**Given task:**
Repeat the records verbatim and leave the pictures out of your copy.

####################

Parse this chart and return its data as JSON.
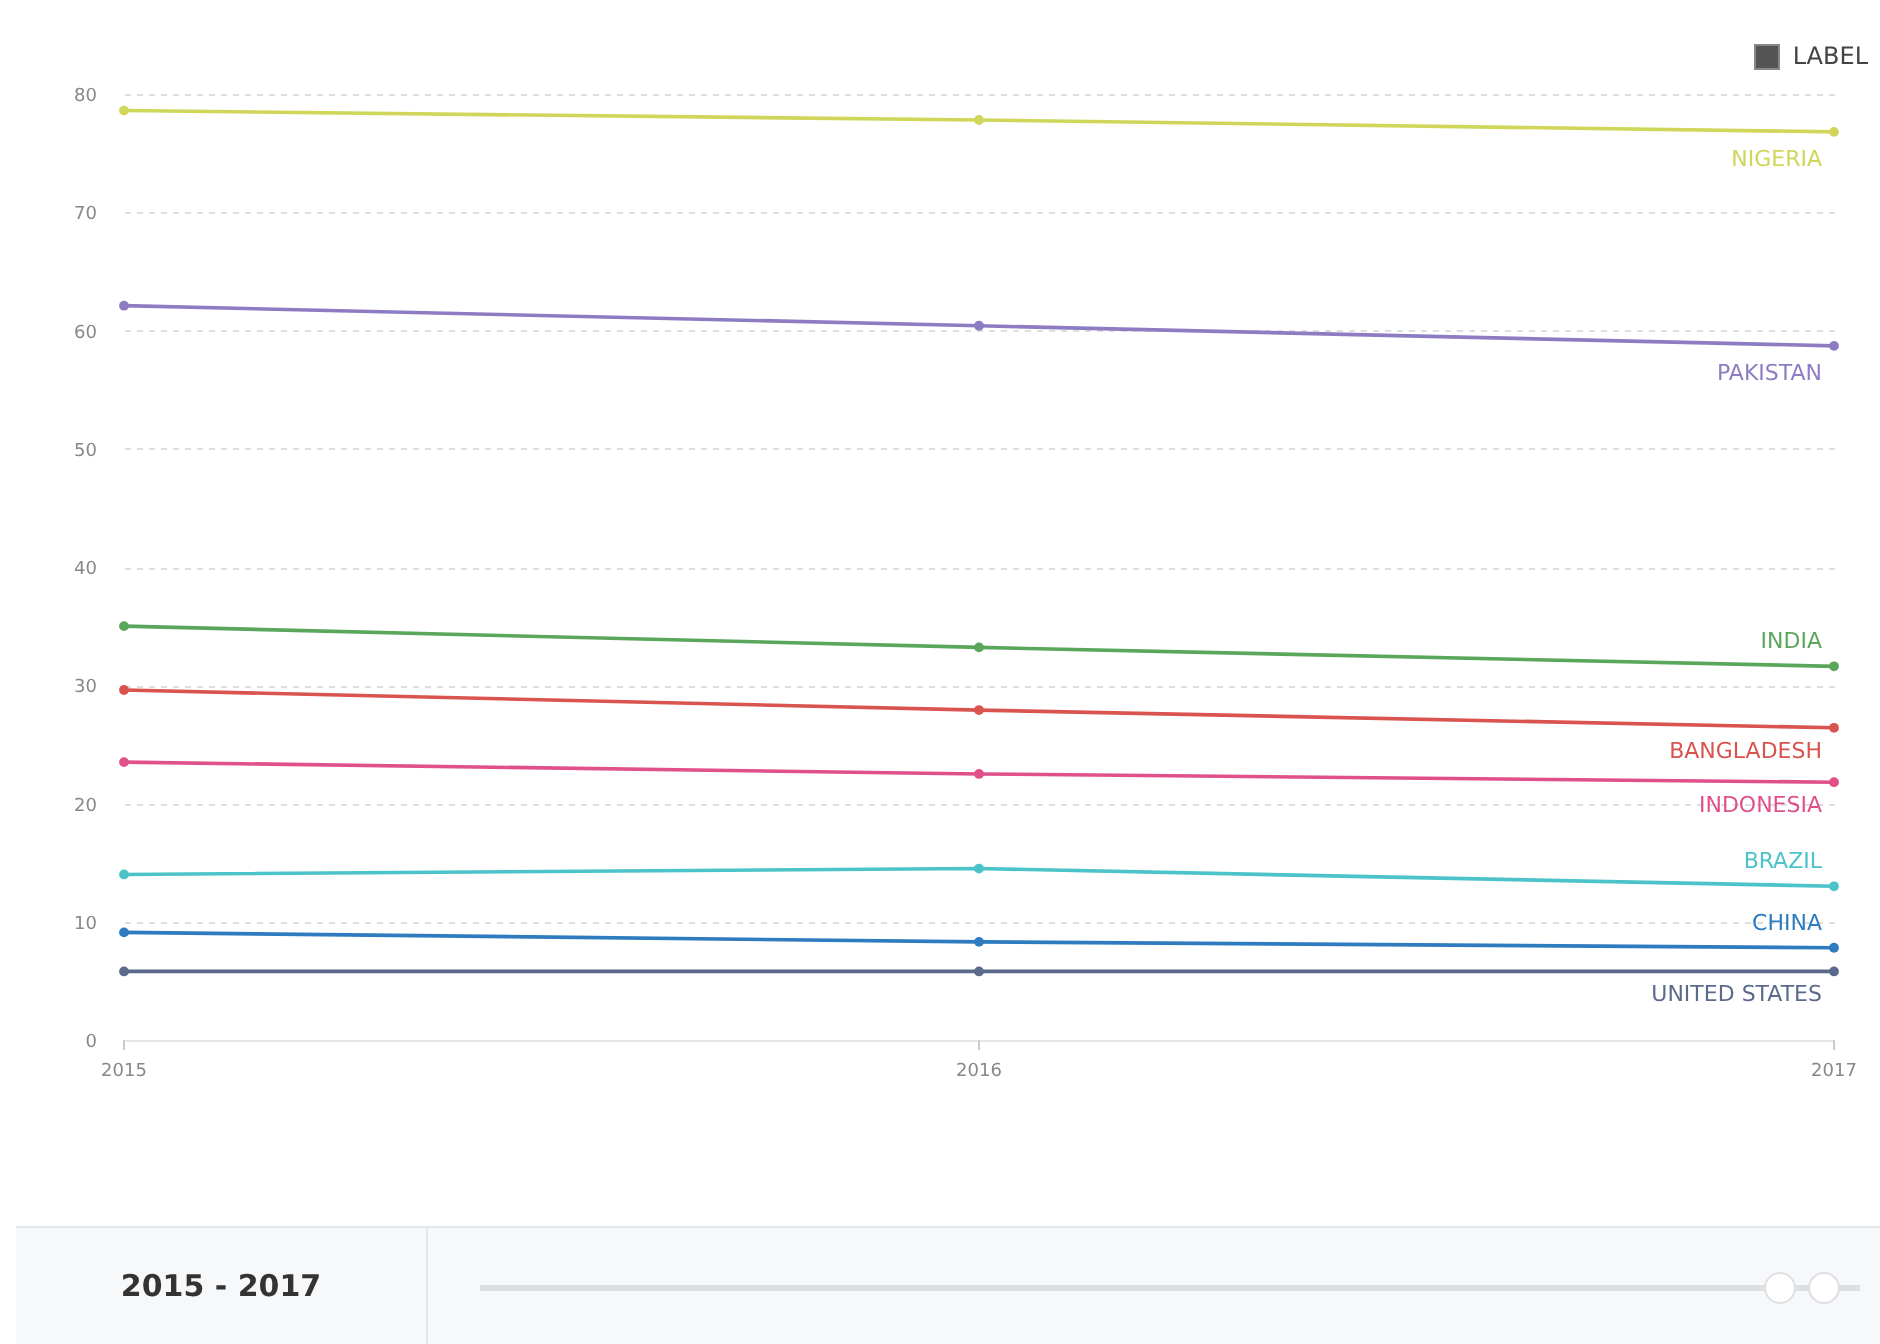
{
  "chart_data": {
    "type": "line",
    "x": [
      2015,
      2016,
      2017
    ],
    "xlim": [
      2015,
      2017
    ],
    "xticks": [
      2015,
      2016,
      2017
    ],
    "ylim": [
      0,
      80
    ],
    "yticks": [
      0,
      10,
      20,
      30,
      40,
      50,
      60,
      70,
      80
    ],
    "grid": "y",
    "marker": "circle",
    "legend": "right",
    "annotations": [
      "LABEL",
      "2015 - 2017"
    ],
    "series": [
      {
        "name": "NIGERIA",
        "color": "#cfd65a",
        "values": [
          78.6,
          77.8,
          76.8
        ]
      },
      {
        "name": "PAKISTAN",
        "color": "#8e7cc3",
        "values": [
          62.1,
          60.4,
          58.7
        ]
      },
      {
        "name": "INDIA",
        "color": "#5aa65a",
        "values": [
          35.0,
          33.2,
          31.6
        ]
      },
      {
        "name": "BANGLADESH",
        "color": "#d9534f",
        "values": [
          29.6,
          27.9,
          26.4
        ]
      },
      {
        "name": "INDONESIA",
        "color": "#e0508a",
        "values": [
          23.5,
          22.5,
          21.8
        ]
      },
      {
        "name": "BRAZIL",
        "color": "#4cc3c8",
        "values": [
          14.0,
          14.5,
          13.0
        ]
      },
      {
        "name": "CHINA",
        "color": "#2e7bbf",
        "values": [
          9.1,
          8.3,
          7.8
        ]
      },
      {
        "name": "UNITED STATES",
        "color": "#5b6a8a",
        "values": [
          5.8,
          5.8,
          5.8
        ]
      }
    ]
  }
}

####################

**Written answer:**
Parse this chart and return its data as JSON.
{
  "chart_data": {
    "type": "line",
    "x": [
      2015,
      2016,
      2017
    ],
    "xlim": [
      2015,
      2017
    ],
    "xticks": [
      2015,
      2016,
      2017
    ],
    "ylim": [
      0,
      80
    ],
    "yticks": [
      0,
      10,
      20,
      30,
      40,
      50,
      60,
      70,
      80
    ],
    "grid": "y",
    "marker": "circle",
    "legend": "right",
    "annotations": [
      "LABEL",
      "2015 - 2017"
    ],
    "series": [
      {
        "name": "NIGERIA",
        "color": "#cfd65a",
        "values": [
          78.6,
          77.8,
          76.8
        ]
      },
      {
        "name": "PAKISTAN",
        "color": "#8e7cc3",
        "values": [
          62.1,
          60.4,
          58.7
        ]
      },
      {
        "name": "INDIA",
        "color": "#5aa65a",
        "values": [
          35.0,
          33.2,
          31.6
        ]
      },
      {
        "name": "BANGLADESH",
        "color": "#d9534f",
        "values": [
          29.6,
          27.9,
          26.4
        ]
      },
      {
        "name": "INDONESIA",
        "color": "#e0508a",
        "values": [
          23.5,
          22.5,
          21.8
        ]
      },
      {
        "name": "BRAZIL",
        "color": "#4cc3c8",
        "values": [
          14.0,
          14.5,
          13.0
        ]
      },
      {
        "name": "CHINA",
        "color": "#2e7bbf",
        "values": [
          9.1,
          8.3,
          7.8
        ]
      },
      {
        "name": "UNITED STATES",
        "color": "#5b6a8a",
        "values": [
          5.8,
          5.8,
          5.8
        ]
      }
    ]
  }
}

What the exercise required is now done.